— Begin Given data —

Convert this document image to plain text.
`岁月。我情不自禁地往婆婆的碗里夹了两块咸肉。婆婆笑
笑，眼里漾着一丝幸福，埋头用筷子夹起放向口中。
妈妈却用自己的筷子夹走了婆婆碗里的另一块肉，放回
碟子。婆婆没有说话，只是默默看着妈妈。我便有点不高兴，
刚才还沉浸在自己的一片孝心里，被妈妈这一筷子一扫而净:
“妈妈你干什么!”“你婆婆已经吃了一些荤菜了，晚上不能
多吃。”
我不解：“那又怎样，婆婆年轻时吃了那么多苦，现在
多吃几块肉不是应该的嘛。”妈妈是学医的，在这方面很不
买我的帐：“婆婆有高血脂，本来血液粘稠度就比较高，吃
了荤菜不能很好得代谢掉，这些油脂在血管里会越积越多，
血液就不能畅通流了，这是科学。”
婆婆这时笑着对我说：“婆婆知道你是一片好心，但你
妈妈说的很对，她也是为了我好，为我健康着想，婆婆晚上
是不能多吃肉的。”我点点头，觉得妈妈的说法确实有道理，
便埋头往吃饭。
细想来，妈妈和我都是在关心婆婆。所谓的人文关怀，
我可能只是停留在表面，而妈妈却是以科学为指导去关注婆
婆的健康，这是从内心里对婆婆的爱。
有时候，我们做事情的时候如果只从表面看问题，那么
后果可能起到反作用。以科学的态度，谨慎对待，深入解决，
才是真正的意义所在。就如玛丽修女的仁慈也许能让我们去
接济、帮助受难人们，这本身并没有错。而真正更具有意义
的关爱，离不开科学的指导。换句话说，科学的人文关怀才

— End Given data —

§ What to work on: Return every entry exactly as given.

§ Exercise solution:
Convert this document image to plain text.
`岁月。我情不自禁地往婆婆的碗里夹了两块咸肉。婆婆笑
笑，眼里漾着一丝幸福，埋头用筷子夹起放向口中。
妈妈却用自己的筷子夹走了婆婆碗里的另一块肉，放回
碟子。婆婆没有说话，只是默默看着妈妈。我便有点不高兴，
刚才还沉浸在自己的一片孝心里，被妈妈这一筷子一扫而净:
“妈妈你干什么!”“你婆婆已经吃了一些荤菜了，晚上不能
多吃。”
我不解：“那又怎样，婆婆年轻时吃了那么多苦，现在
多吃几块肉不是应该的嘛。”妈妈是学医的，在这方面很不
买我的帐：“婆婆有高血脂，本来血液粘稠度就比较高，吃
了荤菜不能很好得代谢掉，这些油脂在血管里会越积越多，
血液就不能畅通流了，这是科学。”
婆婆这时笑着对我说：“婆婆知道你是一片好心，但你
妈妈说的很对，她也是为了我好，为我健康着想，婆婆晚上
是不能多吃肉的。”我点点头，觉得妈妈的说法确实有道理，
便埋头往吃饭。
细想来，妈妈和我都是在关心婆婆。所谓的人文关怀，
我可能只是停留在表面，而妈妈却是以科学为指导去关注婆
婆的健康，这是从内心里对婆婆的爱。
有时候，我们做事情的时候如果只从表面看问题，那么
后果可能起到反作用。以科学的态度，谨慎对待，深入解决，
才是真正的意义所在。就如玛丽修女的仁慈也许能让我们去
接济、帮助受难人们，这本身并没有错。而真正更具有意义
的关爱，离不开科学的指导。换句话说，科学的人文关怀才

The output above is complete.